● **REQUEST**:
Select the lines that hold the word "JSON" and copy each one.

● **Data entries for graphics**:
┄┄┄┄┄┄┄┄┄┄┄┄┄┄┄┄┄┄┄┄
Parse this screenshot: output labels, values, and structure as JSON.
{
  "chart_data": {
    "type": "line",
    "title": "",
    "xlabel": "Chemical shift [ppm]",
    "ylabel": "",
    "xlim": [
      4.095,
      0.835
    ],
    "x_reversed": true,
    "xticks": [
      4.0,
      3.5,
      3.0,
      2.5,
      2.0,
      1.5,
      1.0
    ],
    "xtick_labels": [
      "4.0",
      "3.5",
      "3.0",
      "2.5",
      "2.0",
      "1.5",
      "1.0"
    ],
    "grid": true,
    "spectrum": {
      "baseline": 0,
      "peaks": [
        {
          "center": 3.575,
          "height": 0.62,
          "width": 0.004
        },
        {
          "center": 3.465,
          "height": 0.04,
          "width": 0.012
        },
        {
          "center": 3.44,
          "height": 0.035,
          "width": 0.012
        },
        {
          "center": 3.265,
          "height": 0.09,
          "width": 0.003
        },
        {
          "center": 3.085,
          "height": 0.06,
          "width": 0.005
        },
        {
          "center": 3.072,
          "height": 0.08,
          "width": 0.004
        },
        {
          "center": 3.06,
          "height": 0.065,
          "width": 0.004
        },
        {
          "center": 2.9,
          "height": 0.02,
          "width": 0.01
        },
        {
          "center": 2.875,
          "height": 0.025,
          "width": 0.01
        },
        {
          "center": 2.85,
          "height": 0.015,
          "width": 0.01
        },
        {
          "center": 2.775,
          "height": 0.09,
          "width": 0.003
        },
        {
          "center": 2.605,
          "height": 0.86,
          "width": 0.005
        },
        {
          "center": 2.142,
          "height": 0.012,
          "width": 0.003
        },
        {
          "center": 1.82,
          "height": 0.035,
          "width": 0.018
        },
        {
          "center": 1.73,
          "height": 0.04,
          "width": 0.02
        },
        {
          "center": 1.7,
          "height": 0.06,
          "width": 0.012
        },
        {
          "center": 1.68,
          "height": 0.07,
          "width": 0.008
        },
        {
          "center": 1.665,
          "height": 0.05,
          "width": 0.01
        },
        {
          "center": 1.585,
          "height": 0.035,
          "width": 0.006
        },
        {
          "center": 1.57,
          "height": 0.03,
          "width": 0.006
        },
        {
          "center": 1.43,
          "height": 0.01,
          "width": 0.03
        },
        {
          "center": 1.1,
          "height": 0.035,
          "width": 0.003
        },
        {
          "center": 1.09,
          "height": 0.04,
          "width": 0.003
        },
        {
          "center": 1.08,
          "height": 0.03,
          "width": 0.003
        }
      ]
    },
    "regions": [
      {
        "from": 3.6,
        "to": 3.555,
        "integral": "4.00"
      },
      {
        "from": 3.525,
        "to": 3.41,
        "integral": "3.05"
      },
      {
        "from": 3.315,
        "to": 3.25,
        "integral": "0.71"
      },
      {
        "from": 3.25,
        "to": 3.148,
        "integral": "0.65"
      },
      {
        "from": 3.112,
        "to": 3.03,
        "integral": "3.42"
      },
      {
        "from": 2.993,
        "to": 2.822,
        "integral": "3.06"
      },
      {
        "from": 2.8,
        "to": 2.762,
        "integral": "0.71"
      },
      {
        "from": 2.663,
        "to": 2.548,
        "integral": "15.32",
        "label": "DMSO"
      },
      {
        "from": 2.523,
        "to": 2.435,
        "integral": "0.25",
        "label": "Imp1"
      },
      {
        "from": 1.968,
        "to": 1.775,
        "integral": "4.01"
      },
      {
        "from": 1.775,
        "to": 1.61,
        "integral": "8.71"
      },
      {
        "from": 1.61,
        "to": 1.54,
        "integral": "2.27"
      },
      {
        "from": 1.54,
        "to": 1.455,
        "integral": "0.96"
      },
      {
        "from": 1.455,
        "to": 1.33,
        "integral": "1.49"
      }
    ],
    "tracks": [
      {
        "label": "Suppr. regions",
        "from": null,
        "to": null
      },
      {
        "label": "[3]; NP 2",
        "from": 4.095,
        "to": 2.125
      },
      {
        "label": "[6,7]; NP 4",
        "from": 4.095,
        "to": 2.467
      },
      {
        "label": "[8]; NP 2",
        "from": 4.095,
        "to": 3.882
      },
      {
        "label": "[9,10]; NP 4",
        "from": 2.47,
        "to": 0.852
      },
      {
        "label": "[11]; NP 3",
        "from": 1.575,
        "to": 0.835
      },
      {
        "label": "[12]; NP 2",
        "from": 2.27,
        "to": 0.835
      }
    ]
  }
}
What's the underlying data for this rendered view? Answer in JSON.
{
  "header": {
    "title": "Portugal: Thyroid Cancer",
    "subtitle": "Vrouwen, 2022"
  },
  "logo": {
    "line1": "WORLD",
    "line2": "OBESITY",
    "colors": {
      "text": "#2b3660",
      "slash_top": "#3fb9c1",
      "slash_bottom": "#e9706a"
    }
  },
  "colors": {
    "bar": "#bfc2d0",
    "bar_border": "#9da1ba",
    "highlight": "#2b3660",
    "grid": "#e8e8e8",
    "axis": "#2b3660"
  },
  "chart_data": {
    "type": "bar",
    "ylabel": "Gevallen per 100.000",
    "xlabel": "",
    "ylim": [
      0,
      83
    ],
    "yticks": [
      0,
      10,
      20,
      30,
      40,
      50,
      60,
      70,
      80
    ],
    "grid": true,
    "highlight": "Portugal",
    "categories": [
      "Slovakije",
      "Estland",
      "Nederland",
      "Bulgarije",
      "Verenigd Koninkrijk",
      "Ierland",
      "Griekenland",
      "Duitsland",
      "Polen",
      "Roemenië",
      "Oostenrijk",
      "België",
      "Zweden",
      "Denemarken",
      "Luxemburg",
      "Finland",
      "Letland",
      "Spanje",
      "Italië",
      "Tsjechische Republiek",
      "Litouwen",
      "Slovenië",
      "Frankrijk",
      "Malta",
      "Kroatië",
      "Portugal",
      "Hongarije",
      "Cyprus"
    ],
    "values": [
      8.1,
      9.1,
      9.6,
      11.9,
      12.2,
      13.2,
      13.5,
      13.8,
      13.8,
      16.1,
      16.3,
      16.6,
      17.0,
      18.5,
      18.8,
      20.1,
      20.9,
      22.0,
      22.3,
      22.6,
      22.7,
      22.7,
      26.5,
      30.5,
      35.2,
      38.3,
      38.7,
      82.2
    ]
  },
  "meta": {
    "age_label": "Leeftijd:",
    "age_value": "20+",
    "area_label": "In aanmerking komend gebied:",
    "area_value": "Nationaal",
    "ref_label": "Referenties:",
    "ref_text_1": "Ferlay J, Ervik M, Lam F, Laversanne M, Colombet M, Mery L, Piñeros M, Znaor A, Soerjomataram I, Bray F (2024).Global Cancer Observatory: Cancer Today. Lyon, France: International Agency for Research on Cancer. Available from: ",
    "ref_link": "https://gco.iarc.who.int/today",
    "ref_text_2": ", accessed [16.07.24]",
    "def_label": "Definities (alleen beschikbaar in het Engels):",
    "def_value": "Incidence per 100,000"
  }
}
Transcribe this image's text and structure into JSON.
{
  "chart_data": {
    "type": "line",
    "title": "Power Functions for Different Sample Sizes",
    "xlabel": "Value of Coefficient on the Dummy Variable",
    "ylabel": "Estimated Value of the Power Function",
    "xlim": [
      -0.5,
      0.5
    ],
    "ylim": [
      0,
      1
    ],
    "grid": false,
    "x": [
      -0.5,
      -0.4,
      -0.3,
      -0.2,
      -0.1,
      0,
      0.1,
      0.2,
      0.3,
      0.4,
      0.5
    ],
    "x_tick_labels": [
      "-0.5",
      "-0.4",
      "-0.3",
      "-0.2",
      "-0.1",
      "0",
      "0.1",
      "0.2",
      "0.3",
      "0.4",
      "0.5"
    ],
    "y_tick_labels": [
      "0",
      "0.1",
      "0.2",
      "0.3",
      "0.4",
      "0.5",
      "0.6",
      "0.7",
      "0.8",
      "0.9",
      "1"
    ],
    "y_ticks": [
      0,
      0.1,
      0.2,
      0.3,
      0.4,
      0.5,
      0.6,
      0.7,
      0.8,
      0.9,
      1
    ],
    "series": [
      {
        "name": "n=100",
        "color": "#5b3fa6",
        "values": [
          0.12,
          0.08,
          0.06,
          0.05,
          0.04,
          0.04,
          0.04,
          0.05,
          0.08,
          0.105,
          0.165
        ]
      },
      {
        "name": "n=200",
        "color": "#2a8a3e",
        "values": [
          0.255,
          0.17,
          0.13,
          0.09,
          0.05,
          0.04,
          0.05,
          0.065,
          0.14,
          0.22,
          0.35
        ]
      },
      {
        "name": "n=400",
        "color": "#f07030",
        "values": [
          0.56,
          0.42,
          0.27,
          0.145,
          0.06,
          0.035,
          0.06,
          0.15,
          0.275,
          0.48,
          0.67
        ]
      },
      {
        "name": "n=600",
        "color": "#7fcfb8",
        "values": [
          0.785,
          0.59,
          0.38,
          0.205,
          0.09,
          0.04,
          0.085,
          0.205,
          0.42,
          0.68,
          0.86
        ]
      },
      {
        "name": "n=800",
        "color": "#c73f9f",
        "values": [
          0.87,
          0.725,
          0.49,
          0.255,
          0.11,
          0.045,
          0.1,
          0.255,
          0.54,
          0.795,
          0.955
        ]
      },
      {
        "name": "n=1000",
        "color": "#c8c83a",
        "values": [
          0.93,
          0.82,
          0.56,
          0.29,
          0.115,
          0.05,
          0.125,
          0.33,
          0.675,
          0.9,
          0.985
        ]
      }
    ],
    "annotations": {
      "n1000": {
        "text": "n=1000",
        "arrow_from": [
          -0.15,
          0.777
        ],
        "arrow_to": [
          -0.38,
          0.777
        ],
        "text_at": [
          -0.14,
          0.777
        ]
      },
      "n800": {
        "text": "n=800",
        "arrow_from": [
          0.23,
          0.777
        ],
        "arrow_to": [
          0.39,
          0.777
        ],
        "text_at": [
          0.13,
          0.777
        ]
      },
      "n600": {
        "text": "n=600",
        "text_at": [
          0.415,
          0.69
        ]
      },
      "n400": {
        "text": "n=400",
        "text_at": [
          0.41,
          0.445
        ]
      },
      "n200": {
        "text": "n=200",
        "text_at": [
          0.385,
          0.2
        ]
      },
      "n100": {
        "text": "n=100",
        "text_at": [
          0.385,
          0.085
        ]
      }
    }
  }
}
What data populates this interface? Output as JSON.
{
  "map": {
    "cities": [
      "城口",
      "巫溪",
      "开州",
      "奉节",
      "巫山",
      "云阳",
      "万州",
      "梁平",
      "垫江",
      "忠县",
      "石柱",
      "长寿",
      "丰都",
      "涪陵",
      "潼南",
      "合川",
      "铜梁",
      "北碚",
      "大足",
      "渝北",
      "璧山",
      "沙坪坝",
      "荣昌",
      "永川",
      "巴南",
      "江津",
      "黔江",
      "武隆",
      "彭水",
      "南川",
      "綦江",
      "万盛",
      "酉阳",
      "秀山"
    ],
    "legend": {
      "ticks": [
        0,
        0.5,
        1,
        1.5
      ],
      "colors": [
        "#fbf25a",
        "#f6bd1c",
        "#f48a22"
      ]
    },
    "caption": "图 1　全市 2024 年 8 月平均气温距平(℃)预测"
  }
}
┄┄┄┄┄┄┄┄┄┄┄┄┄┄┄┄┄┄┄┄
● **ANSWER FOR THE TASK**:
Parse this screenshot: output labels, values, and structure as JSON.
What's the underlying data for this rendered view? Answer in JSON.
Transcribe this image's text and structure into JSON.
What data populates this interface? Output as JSON.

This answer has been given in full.